Entries with figure data:
++++
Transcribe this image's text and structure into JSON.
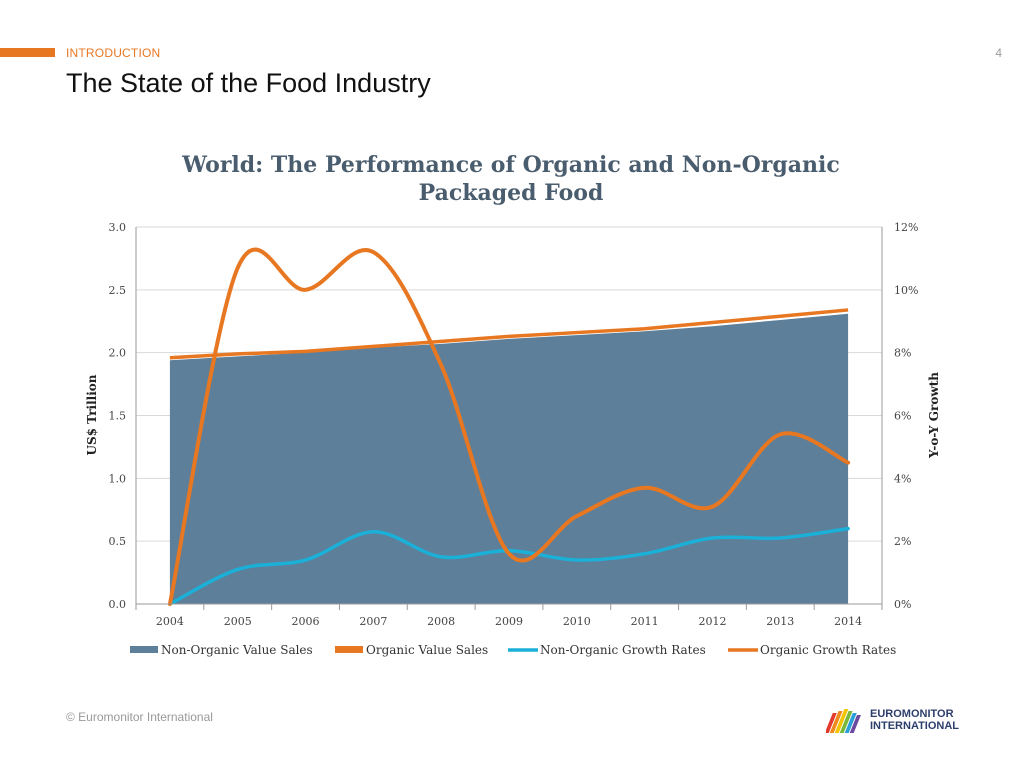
{
  "header": {
    "section": "INTRODUCTION",
    "title": "The State of the Food Industry",
    "page_number": "4"
  },
  "footer": {
    "copyright": "© Euromonitor International",
    "logo_line1": "EUROMONITOR",
    "logo_line2": "INTERNATIONAL"
  },
  "colors": {
    "accent": "#e87722",
    "non_organic_fill": "#5d7f99",
    "organic_line": "#e87722",
    "non_organic_growth": "#1bb0d8"
  },
  "chart_data": {
    "type": "area",
    "title_line1": "World: The Performance of Organic and Non-Organic",
    "title_line2": "Packaged Food",
    "categories": [
      "2004",
      "2005",
      "2006",
      "2007",
      "2008",
      "2009",
      "2010",
      "2011",
      "2012",
      "2013",
      "2014"
    ],
    "ylabel": "US$ Trillion",
    "y2label": "Y-o-Y Growth",
    "ylim": [
      0,
      3.0
    ],
    "y2lim": [
      0,
      12
    ],
    "yticks": [
      "0.0",
      "0.5",
      "1.0",
      "1.5",
      "2.0",
      "2.5",
      "3.0"
    ],
    "y2ticks": [
      "0%",
      "2%",
      "4%",
      "6%",
      "8%",
      "10%",
      "12%"
    ],
    "series": [
      {
        "name": "Non-Organic Value Sales",
        "kind": "area",
        "axis": "left",
        "values": [
          1.94,
          1.97,
          2.0,
          2.04,
          2.07,
          2.11,
          2.14,
          2.17,
          2.21,
          2.26,
          2.31
        ]
      },
      {
        "name": "Organic Value Sales",
        "kind": "line",
        "axis": "left",
        "values": [
          1.96,
          1.99,
          2.01,
          2.05,
          2.09,
          2.13,
          2.16,
          2.19,
          2.24,
          2.29,
          2.34
        ]
      },
      {
        "name": "Non-Organic Growth Rates",
        "kind": "line",
        "axis": "right",
        "values": [
          0.0,
          1.1,
          1.4,
          2.3,
          1.5,
          1.7,
          1.4,
          1.6,
          2.1,
          2.1,
          2.4
        ]
      },
      {
        "name": "Organic Growth Rates",
        "kind": "line",
        "axis": "right",
        "values": [
          0.0,
          10.7,
          10.0,
          11.2,
          7.6,
          1.6,
          2.8,
          3.7,
          3.1,
          5.4,
          4.5
        ]
      }
    ],
    "legend_position": "bottom"
  }
}
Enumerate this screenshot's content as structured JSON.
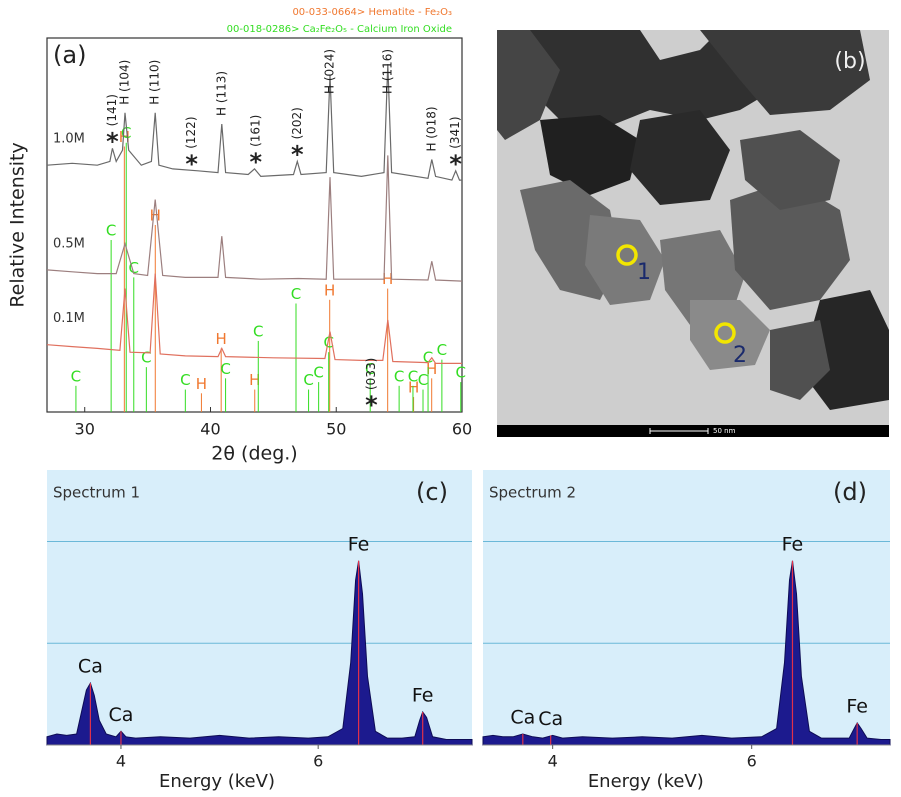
{
  "chart_data": [
    {
      "type": "line",
      "panel": "(a)",
      "x_label": "2θ (deg.)",
      "y_label": "Relative Intensity",
      "xlim": [
        27,
        60
      ],
      "xticks": [
        30,
        40,
        50,
        60
      ],
      "ylim": [
        0,
        100
      ],
      "series": [
        {
          "name": "1.0M",
          "color": "#6a6a6a",
          "x": [
            27,
            29,
            31,
            32,
            32.2,
            32.5,
            33.0,
            33.2,
            33.5,
            34.5,
            35.3,
            35.6,
            35.9,
            37,
            39,
            40.6,
            40.9,
            41.2,
            43,
            43.5,
            44,
            46.6,
            46.9,
            47.2,
            49.2,
            49.5,
            49.8,
            52,
            53.8,
            54.1,
            54.4,
            57.3,
            57.6,
            57.9,
            59.2,
            59.5,
            59.8,
            60
          ],
          "values": [
            66,
            66.5,
            66,
            67,
            70.5,
            67,
            70,
            80,
            70,
            66,
            67,
            80,
            66,
            65,
            64.5,
            64,
            77,
            64,
            63.5,
            65,
            63,
            63.5,
            67,
            63.5,
            64,
            90,
            64,
            63,
            64,
            93,
            64,
            62.5,
            67.5,
            63,
            62,
            64.5,
            62,
            62
          ]
        },
        {
          "name": "0.5M",
          "color": "#9c7f7f",
          "x": [
            27,
            29,
            31,
            32.5,
            33.2,
            33.9,
            35,
            35.6,
            36.2,
            38,
            40.6,
            40.9,
            41.2,
            44,
            47,
            49.2,
            49.5,
            49.8,
            52,
            53.8,
            54.1,
            54.4,
            57.3,
            57.6,
            57.9,
            60
          ],
          "values": [
            38,
            37.5,
            37,
            37,
            45,
            37,
            36.5,
            56.8,
            36.5,
            36,
            36,
            47,
            36,
            35.5,
            35.7,
            35.5,
            62.8,
            35.5,
            35.5,
            35.5,
            68.6,
            35.5,
            35.3,
            40.3,
            35.3,
            35
          ]
        },
        {
          "name": "0.1M",
          "color": "#e0705e",
          "x": [
            27,
            29,
            31,
            32.8,
            33.2,
            33.6,
            35.2,
            35.6,
            36,
            38,
            40.6,
            40.9,
            41.2,
            45,
            49.1,
            49.5,
            49.9,
            52,
            53.7,
            54.1,
            54.5,
            57.3,
            57.6,
            57.9,
            60
          ],
          "values": [
            18,
            17.5,
            17,
            16.5,
            33,
            16,
            15.8,
            37,
            15.5,
            15,
            14.8,
            17,
            14.8,
            14.5,
            14.3,
            21.5,
            14,
            13.8,
            13.8,
            24.6,
            13.5,
            13.2,
            14.5,
            13,
            13
          ]
        }
      ],
      "reference_patterns": [
        {
          "name": "00-033-0664> Hematite - Fe₂O₃",
          "marker": "H",
          "color": "#f07830",
          "x": [
            33.15,
            35.61,
            39.28,
            40.85,
            43.52,
            49.48,
            54.09,
            56.15,
            57.59
          ],
          "values": [
            71,
            50,
            5,
            17,
            6,
            30,
            33,
            4,
            9
          ]
        },
        {
          "name": "00-018-0286> Ca₂Fe₂O₅ - Calcium Iron Oxide",
          "marker": "C",
          "color": "#33dd22",
          "x": [
            29.3,
            32.1,
            33.3,
            33.9,
            34.9,
            38.0,
            41.2,
            43.8,
            46.8,
            47.8,
            48.6,
            49.4,
            52.7,
            55.0,
            56.1,
            56.9,
            57.3,
            58.4,
            59.9
          ],
          "values": [
            7,
            46,
            72,
            36,
            12,
            6,
            9,
            19,
            29,
            6,
            8,
            16,
            9,
            7,
            7,
            6,
            12,
            14,
            8
          ]
        }
      ],
      "annotations": [
        {
          "text": "(141)",
          "x": 32.2,
          "symbol": "*"
        },
        {
          "text": "H (104)",
          "x": 33.2
        },
        {
          "text": "H (110)",
          "x": 35.6
        },
        {
          "text": "(122)",
          "x": 38.5,
          "symbol": "*"
        },
        {
          "text": "H (113)",
          "x": 40.9
        },
        {
          "text": "(161)",
          "x": 43.6,
          "symbol": "*"
        },
        {
          "text": "(202)",
          "x": 46.9,
          "symbol": "*"
        },
        {
          "text": "H (024)",
          "x": 49.5
        },
        {
          "text": "(033)",
          "x": 52.8,
          "symbol": "*"
        },
        {
          "text": "H (116)",
          "x": 54.1
        },
        {
          "text": "H (018)",
          "x": 57.6
        },
        {
          "text": "(341)",
          "x": 59.5,
          "symbol": "*"
        }
      ]
    },
    {
      "type": "area",
      "panel": "(c)",
      "title": "Spectrum 1",
      "x_label": "Energy (keV)",
      "xlim": [
        3.25,
        7.56
      ],
      "xticks": [
        4,
        6
      ],
      "ylim": [
        0,
        100
      ],
      "gridlines": [
        37,
        74
      ],
      "series": [
        {
          "color": "#1c1a8e",
          "x": [
            3.25,
            3.35,
            3.45,
            3.55,
            3.6,
            3.65,
            3.69,
            3.73,
            3.78,
            3.85,
            3.95,
            4.0,
            4.05,
            4.15,
            4.4,
            4.7,
            5.0,
            5.3,
            5.6,
            5.9,
            6.1,
            6.25,
            6.33,
            6.38,
            6.41,
            6.45,
            6.5,
            6.58,
            6.7,
            6.85,
            6.98,
            7.03,
            7.06,
            7.1,
            7.16,
            7.3,
            7.56
          ],
          "values": [
            3,
            4,
            3.5,
            4,
            12,
            20,
            22.5,
            18,
            9,
            4,
            3,
            5,
            3,
            2.5,
            3,
            2.5,
            3.5,
            2.5,
            3,
            2.5,
            3,
            6,
            30,
            60,
            67,
            55,
            25,
            5,
            2.5,
            2.5,
            3,
            9,
            12,
            10,
            3,
            2,
            2
          ]
        }
      ],
      "annotations": [
        {
          "text": "Ca",
          "x": 3.69
        },
        {
          "text": "Ca",
          "x": 4.0
        },
        {
          "text": "Fe",
          "x": 6.41
        },
        {
          "text": "Fe",
          "x": 7.06
        }
      ]
    },
    {
      "type": "area",
      "panel": "(d)",
      "title": "Spectrum 2",
      "x_label": "Energy (keV)",
      "xlim": [
        3.3,
        7.39
      ],
      "xticks": [
        4,
        6
      ],
      "ylim": [
        0,
        100
      ],
      "gridlines": [
        37,
        74
      ],
      "series": [
        {
          "color": "#1c1a8e",
          "x": [
            3.3,
            3.4,
            3.5,
            3.6,
            3.7,
            3.8,
            3.9,
            4.0,
            4.1,
            4.3,
            4.6,
            4.9,
            5.2,
            5.5,
            5.8,
            6.1,
            6.25,
            6.33,
            6.38,
            6.41,
            6.45,
            6.5,
            6.58,
            6.7,
            6.85,
            6.98,
            7.03,
            7.06,
            7.1,
            7.16,
            7.3,
            7.39
          ],
          "values": [
            3,
            3.5,
            3,
            3,
            4,
            3,
            2.5,
            3.5,
            2.5,
            3,
            2.5,
            3,
            2.5,
            3.5,
            2.5,
            3,
            6,
            30,
            60,
            67,
            55,
            25,
            5,
            2.5,
            2.5,
            2.5,
            6,
            8,
            6,
            2.5,
            2,
            2
          ]
        }
      ],
      "annotations": [
        {
          "text": "Ca",
          "x": 3.7
        },
        {
          "text": "Ca",
          "x": 3.98
        },
        {
          "text": "Fe",
          "x": 6.41
        },
        {
          "text": "Fe",
          "x": 7.06
        }
      ]
    }
  ],
  "image_panel": {
    "label": "(b)",
    "points": [
      "1",
      "2"
    ],
    "scale_bar": "50 nm"
  }
}
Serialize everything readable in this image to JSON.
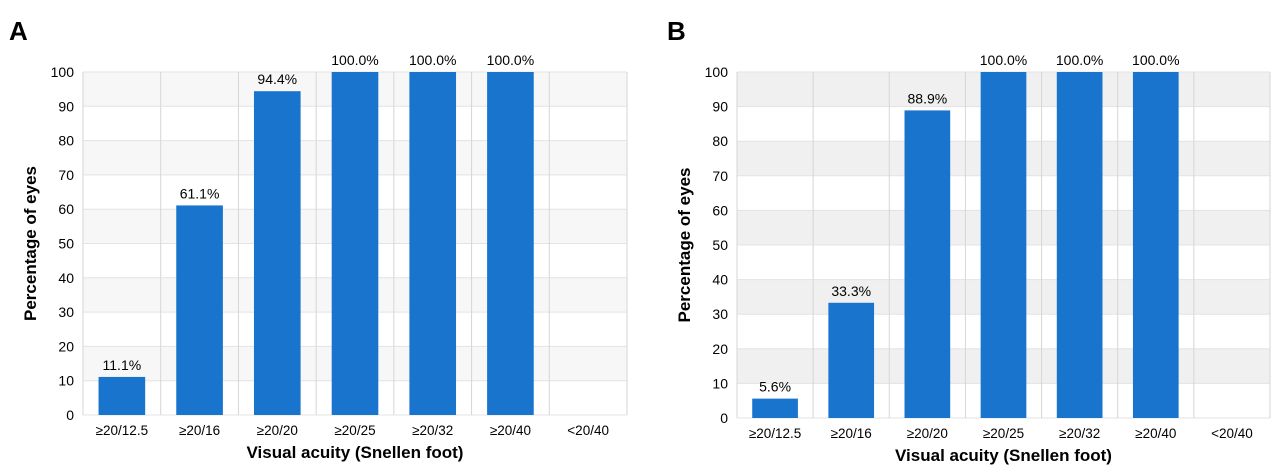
++++
## TASK DETAILS
Return each line among the entries that holds the word "JSON".

## SOLUTION
Transcribe this image's text and structure into JSON.
Enumerate this screenshot's content as structured JSON.
Serialize everything readable in this image to JSON.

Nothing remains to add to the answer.